> [STATED TASK]: Identify all lines of the data containing the string "كلوريد" and copy them.

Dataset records
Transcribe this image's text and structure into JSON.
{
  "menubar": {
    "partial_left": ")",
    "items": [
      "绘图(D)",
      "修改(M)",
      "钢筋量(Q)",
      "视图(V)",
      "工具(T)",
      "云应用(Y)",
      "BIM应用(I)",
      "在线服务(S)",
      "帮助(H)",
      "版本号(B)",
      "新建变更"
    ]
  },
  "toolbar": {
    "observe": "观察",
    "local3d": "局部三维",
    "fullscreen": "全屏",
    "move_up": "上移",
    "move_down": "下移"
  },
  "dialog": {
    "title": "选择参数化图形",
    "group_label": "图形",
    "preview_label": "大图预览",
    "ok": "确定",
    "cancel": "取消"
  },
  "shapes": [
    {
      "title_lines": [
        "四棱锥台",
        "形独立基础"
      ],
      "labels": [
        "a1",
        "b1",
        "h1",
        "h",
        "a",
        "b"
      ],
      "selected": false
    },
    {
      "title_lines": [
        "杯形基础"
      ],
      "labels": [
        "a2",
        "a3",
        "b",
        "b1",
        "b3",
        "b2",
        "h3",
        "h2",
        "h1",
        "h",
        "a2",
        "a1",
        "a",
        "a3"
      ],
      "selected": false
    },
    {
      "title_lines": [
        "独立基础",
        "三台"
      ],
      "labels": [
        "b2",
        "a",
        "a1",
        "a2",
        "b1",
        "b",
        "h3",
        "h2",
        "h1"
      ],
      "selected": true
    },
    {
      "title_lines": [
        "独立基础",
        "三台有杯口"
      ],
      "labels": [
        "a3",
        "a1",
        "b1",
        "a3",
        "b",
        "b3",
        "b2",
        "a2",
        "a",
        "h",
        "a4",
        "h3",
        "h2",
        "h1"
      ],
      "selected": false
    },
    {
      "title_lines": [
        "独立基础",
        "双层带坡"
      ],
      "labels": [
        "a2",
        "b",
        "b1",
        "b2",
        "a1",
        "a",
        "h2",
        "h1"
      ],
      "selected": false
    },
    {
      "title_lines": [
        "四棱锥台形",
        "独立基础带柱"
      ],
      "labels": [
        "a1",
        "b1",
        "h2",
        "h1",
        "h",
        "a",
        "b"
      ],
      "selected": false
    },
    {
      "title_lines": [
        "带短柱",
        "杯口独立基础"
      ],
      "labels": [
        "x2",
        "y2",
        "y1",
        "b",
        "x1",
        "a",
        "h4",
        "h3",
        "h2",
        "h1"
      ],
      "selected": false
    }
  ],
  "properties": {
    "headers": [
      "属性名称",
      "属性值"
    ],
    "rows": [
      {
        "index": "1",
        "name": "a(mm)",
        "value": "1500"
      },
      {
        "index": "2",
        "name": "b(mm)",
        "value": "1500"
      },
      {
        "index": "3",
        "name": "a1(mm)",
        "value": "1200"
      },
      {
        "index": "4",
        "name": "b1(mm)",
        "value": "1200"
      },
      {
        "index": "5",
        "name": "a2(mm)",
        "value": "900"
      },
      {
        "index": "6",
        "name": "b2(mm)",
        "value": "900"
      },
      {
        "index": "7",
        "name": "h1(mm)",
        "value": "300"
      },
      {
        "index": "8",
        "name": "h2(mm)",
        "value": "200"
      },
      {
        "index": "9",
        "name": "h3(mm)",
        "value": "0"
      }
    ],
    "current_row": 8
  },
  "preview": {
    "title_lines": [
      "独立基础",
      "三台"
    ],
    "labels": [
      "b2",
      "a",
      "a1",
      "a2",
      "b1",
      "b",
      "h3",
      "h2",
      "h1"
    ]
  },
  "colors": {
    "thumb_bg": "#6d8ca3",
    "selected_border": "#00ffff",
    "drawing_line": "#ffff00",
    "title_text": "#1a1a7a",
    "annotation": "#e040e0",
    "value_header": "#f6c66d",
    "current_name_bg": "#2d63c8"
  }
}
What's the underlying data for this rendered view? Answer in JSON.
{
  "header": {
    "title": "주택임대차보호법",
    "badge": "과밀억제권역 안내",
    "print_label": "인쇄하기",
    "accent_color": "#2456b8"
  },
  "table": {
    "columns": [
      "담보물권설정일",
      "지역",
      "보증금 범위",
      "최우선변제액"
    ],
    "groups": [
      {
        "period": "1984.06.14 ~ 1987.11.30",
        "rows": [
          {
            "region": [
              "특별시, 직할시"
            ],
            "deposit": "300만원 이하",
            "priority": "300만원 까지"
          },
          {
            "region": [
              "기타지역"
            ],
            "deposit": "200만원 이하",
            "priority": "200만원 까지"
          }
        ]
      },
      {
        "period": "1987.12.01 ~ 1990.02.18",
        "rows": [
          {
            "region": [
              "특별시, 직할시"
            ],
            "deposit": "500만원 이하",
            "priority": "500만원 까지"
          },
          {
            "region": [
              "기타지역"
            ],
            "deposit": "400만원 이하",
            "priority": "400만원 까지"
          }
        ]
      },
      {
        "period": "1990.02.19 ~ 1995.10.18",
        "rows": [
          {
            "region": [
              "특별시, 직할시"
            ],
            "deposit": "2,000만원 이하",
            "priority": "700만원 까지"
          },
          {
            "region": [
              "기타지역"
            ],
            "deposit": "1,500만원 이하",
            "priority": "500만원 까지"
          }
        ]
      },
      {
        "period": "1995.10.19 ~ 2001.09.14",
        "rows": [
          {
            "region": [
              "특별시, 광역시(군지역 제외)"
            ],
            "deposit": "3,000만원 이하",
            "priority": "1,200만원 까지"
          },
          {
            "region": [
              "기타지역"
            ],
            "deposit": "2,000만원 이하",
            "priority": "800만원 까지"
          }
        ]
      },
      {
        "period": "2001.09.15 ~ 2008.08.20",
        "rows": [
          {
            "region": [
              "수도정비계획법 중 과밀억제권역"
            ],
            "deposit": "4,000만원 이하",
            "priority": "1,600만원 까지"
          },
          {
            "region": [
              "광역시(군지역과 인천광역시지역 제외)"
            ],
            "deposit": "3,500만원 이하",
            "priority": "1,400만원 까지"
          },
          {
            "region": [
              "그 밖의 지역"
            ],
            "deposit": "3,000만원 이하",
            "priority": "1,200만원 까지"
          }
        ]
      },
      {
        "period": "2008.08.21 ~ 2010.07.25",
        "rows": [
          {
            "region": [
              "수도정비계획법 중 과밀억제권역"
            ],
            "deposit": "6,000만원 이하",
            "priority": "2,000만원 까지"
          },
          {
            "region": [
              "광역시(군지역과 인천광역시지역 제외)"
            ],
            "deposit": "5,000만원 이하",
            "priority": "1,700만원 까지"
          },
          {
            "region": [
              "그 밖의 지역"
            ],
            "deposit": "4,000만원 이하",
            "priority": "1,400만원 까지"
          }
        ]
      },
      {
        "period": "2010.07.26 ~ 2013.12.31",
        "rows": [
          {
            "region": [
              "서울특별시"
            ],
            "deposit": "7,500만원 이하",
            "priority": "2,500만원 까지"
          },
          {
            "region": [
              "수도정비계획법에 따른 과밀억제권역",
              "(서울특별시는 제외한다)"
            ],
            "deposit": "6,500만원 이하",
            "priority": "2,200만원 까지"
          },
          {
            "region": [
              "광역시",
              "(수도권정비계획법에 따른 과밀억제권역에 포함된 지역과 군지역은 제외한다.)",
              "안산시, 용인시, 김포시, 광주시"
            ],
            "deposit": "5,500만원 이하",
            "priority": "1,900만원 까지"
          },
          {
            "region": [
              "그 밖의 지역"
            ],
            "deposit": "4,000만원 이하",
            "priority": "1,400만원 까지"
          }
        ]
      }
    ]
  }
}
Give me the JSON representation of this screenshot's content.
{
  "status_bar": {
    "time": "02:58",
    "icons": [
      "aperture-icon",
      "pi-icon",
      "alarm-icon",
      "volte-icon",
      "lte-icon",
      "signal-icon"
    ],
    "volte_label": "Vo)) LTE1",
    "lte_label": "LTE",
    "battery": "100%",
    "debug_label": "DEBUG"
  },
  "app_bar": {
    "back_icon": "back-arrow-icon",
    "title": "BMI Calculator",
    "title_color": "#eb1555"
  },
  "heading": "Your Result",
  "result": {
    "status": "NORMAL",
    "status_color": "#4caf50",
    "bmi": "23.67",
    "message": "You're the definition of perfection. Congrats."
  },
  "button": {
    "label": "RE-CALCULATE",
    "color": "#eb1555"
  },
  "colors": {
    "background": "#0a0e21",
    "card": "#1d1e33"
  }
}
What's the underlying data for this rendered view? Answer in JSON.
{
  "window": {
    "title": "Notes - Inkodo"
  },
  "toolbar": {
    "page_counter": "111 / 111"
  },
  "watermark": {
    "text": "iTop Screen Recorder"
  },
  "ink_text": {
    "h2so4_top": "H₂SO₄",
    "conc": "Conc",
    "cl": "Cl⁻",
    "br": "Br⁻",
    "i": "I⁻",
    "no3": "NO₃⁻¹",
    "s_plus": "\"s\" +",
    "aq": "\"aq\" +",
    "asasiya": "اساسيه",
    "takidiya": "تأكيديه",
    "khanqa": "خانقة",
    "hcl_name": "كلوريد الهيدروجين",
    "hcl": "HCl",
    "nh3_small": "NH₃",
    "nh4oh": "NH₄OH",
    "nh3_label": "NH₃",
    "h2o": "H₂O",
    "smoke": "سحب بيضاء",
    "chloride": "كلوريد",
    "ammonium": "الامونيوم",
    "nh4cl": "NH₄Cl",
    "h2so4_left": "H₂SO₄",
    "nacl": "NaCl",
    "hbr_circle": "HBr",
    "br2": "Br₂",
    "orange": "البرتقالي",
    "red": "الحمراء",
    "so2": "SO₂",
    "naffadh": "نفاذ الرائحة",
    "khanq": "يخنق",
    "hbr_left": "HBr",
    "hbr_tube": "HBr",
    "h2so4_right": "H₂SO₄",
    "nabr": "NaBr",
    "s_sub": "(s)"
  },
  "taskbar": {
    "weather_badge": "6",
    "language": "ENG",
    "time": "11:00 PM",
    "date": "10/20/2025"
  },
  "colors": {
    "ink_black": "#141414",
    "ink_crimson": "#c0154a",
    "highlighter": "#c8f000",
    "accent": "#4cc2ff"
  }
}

> [EXERCISE SOLUTION]:
    "hcl_name": "كلوريد الهيدروجين",
    "chloride": "كلوريد",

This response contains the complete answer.